» **WHAT THE EXERCISE ASKS**:
Locate each line holding the string "JSON" and copy it.

» **PROVIDED ENTRIES**:
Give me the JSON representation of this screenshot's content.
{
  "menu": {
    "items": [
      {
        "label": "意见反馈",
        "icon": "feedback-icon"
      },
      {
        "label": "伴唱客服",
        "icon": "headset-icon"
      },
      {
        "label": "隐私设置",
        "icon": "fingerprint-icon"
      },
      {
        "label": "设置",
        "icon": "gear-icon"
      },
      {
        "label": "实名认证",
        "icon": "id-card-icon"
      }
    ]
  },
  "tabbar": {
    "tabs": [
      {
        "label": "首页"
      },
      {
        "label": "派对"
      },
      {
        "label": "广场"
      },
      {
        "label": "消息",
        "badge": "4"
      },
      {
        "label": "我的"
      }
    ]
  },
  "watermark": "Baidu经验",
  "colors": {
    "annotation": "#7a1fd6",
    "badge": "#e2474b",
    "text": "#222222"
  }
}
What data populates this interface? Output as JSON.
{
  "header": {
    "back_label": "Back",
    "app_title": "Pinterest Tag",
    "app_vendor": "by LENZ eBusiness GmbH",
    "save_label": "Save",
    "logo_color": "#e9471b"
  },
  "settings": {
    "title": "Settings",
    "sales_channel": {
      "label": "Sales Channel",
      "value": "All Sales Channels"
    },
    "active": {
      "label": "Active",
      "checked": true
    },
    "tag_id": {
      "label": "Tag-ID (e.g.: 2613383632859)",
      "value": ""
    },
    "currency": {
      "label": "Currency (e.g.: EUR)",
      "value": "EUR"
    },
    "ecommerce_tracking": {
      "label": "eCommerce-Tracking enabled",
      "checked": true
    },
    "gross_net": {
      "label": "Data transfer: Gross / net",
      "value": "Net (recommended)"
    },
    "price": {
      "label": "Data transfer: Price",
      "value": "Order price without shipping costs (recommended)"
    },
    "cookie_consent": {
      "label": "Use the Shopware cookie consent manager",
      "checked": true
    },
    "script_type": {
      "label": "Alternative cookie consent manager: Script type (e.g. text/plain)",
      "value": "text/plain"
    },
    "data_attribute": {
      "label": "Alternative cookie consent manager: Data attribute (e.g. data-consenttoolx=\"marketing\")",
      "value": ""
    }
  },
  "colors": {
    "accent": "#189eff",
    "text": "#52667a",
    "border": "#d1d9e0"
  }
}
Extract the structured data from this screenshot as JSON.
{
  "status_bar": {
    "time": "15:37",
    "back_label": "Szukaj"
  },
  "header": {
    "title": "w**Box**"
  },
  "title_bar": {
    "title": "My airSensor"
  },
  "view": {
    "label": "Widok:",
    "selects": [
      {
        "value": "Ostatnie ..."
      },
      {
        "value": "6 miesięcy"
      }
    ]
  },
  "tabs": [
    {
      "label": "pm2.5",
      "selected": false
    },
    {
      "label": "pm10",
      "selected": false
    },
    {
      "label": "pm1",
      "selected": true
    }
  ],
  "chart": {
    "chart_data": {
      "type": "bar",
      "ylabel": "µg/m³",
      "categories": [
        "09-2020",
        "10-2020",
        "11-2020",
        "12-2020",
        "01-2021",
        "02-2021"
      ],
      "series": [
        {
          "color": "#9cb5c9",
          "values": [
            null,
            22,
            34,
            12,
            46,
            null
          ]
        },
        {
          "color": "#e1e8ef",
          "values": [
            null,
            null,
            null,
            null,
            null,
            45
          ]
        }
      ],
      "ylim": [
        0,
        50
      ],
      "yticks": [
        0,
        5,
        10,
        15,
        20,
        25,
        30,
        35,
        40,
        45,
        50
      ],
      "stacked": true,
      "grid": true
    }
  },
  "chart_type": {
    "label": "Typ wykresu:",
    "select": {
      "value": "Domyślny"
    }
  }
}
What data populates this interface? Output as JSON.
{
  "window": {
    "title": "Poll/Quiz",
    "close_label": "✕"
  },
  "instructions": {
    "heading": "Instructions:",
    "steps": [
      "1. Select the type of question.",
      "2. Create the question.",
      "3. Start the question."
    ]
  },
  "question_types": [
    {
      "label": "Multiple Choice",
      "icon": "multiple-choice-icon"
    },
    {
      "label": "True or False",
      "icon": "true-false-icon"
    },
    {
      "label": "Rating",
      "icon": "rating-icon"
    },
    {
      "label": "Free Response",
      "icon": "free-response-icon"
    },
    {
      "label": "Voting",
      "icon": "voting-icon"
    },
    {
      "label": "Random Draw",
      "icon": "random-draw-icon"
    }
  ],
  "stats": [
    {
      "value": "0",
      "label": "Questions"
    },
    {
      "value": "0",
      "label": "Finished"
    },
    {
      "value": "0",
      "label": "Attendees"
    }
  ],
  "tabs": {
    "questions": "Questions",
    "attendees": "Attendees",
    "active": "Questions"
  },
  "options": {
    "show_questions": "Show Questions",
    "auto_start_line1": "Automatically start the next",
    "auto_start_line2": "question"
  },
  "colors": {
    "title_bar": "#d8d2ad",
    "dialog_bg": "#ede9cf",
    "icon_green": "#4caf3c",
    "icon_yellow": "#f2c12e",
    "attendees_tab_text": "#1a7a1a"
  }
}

» **EXERCISE ANSWER**:
Give me the JSON representation of this screenshot's content.
What data populates this interface? Output as JSON.
Extract the structured data from this screenshot as JSON.
What data populates this interface? Output as JSON.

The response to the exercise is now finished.